◆ TASK ITEM:
Recreate the listing that follows line for line, without pictures.

◆ ENTRIES SHOWN:
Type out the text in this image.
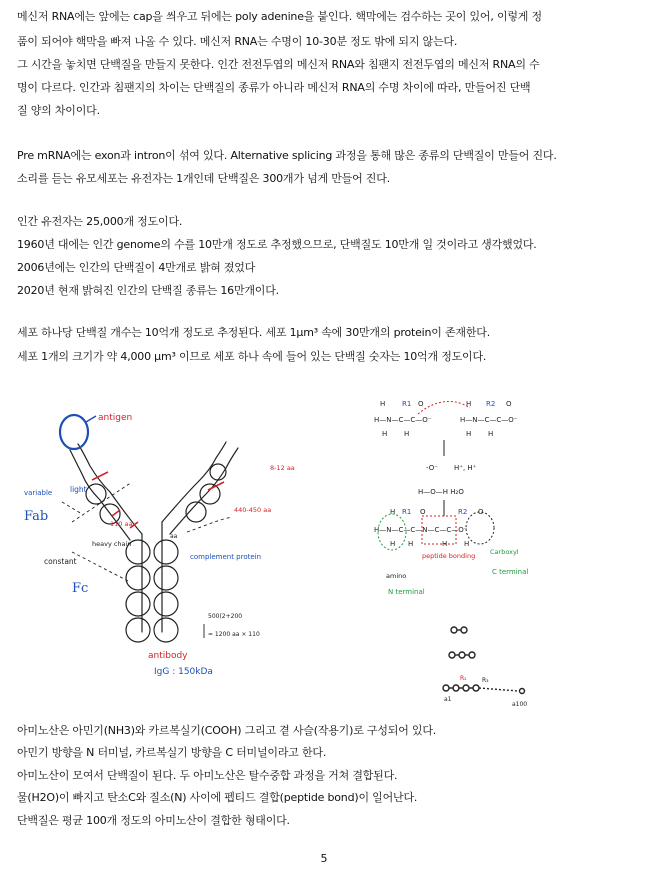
메신저 RNA에는 앞에는 cap을 씌우고 뒤에는 poly adenine을 붙인다. 핵막에는 검수하는 곳이 있어, 이렇게 정
품이 되어야 핵막을 빠져 나올 수 있다. 메신저 RNA는 수명이 10-30분 정도 밖에 되지 않는다.
그 시간을 놓치면 단백질을 만들지 못한다. 인간 전전두엽의 메신저 RNA와 침팬지 전전두엽의 메신저 RNA의 수
명이 다르다. 인간과 침팬지의 차이는 단백질의 종류가 아니라 메신저 RNA의 수명 차이에 따라, 만들어진 단백
질 양의 차이이다.
Pre mRNA에는 exon과 intron이 섞여 있다. Alternative splicing 과정을 통해 많은 종류의 단백질이 만들어 진다.
소리를 듣는 유모세포는 유전자는 1개인데 단백질은 300개가 넘게 만들어 진다.
인간 유전자는 25,000개 정도이다.
1960년 대에는 인간 genome의 수를 10만개 정도로 추정했으므로, 단백질도 10만개 일 것이라고 생각했었다.
2006년에는 인간의 단백질이 4만개로 밝혀 졌었다
2020년 현재 밝혀진 인간의 단백질 종류는 16만개이다.
세포 하나당 단백질 개수는 10억개 정도로 추정된다. 세포 1μm³ 속에 30만개의 protein이 존재한다.
세포 1개의 크기가 약 4,000 μm³ 이므로 세포 하나 속에 들어 있는 단백질 숫자는 10억개 정도이다.
antigen
variable light
Fab
constant
Fc
heavy chain
complement protein
110 aa
440-450 aa
8-12 aa
aa
500(2+200
= 1200 aa × 110
antibody
IgG : 150kDa
H R1 O
H—N—C—C—O⁻
H H
H R2 O
H—N—C—C—O⁻
H H
-O⁻ H⁺, H⁺
H—O—H H₂O
H R1 O	R2 O
H—N—C—C—N—C—C—O⁻
H H	H H
peptide bonding Carboxyl
C terminal
amino
N terminal
R₂	R₃
a1
a100
아미노산은 아민기(NH3)와 카르복실기(COOH) 그리고 곁 사슬(작용기)로 구성되어 있다.
아민기 방향을 N 터미널, 카르복실기 방향을 C 터미널이라고 한다.
아미노산이 모여서 단백질이 된다. 두 아미노산은 탈수중합 과정을 거쳐 결합된다.
물(H2O)이 빠지고 탄소C와 질소(N) 사이에 펩티드 결합(peptide bond)이 일어난다.
단백질은 평균 100개 정도의 아미노산이 결합한 형태이다.
5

◆ WRITTEN ANSWER:
Type out the text in this image.
메신저 RNA에는 앞에는 cap을 씌우고 뒤에는 poly adenine을 붙인다. 핵막에는 검수하는 곳이 있어, 이렇게 정
품이 되어야 핵막을 빠져 나올 수 있다. 메신저 RNA는 수명이 10-30분 정도 밖에 되지 않는다.
그 시간을 놓치면 단백질을 만들지 못한다. 인간 전전두엽의 메신저 RNA와 침팬지 전전두엽의 메신저 RNA의 수
명이 다르다. 인간과 침팬지의 차이는 단백질의 종류가 아니라 메신저 RNA의 수명 차이에 따라, 만들어진 단백
질 양의 차이이다.
Pre mRNA에는 exon과 intron이 섞여 있다. Alternative splicing 과정을 통해 많은 종류의 단백질이 만들어 진다.
소리를 듣는 유모세포는 유전자는 1개인데 단백질은 300개가 넘게 만들어 진다.
인간 유전자는 25,000개 정도이다.
1960년 대에는 인간 genome의 수를 10만개 정도로 추정했으므로, 단백질도 10만개 일 것이라고 생각했었다.
2006년에는 인간의 단백질이 4만개로 밝혀 졌었다
2020년 현재 밝혀진 인간의 단백질 종류는 16만개이다.
세포 하나당 단백질 개수는 10억개 정도로 추정된다. 세포 1μm³ 속에 30만개의 protein이 존재한다.
세포 1개의 크기가 약 4,000 μm³ 이므로 세포 하나 속에 들어 있는 단백질 숫자는 10억개 정도이다.
antigen
variable light
Fab
constant
Fc
heavy chain
complement protein
110 aa
440-450 aa
8-12 aa
aa
500(2+200
= 1200 aa × 110
antibody
IgG : 150kDa
H R1 O
H—N—C—C—O⁻
H H
H R2 O
H—N—C—C—O⁻
H H
-O⁻ H⁺, H⁺
H—O—H H₂O
H R1 O	R2 O
H—N—C—C—N—C—C—O⁻
H H	H H
peptide bonding Carboxyl
C terminal
amino
N terminal
R₂	R₃
a1
a100
아미노산은 아민기(NH3)와 카르복실기(COOH) 그리고 곁 사슬(작용기)로 구성되어 있다.
아민기 방향을 N 터미널, 카르복실기 방향을 C 터미널이라고 한다.
아미노산이 모여서 단백질이 된다. 두 아미노산은 탈수중합 과정을 거쳐 결합된다.
물(H2O)이 빠지고 탄소C와 질소(N) 사이에 펩티드 결합(peptide bond)이 일어난다.
단백질은 평균 100개 정도의 아미노산이 결합한 형태이다.
5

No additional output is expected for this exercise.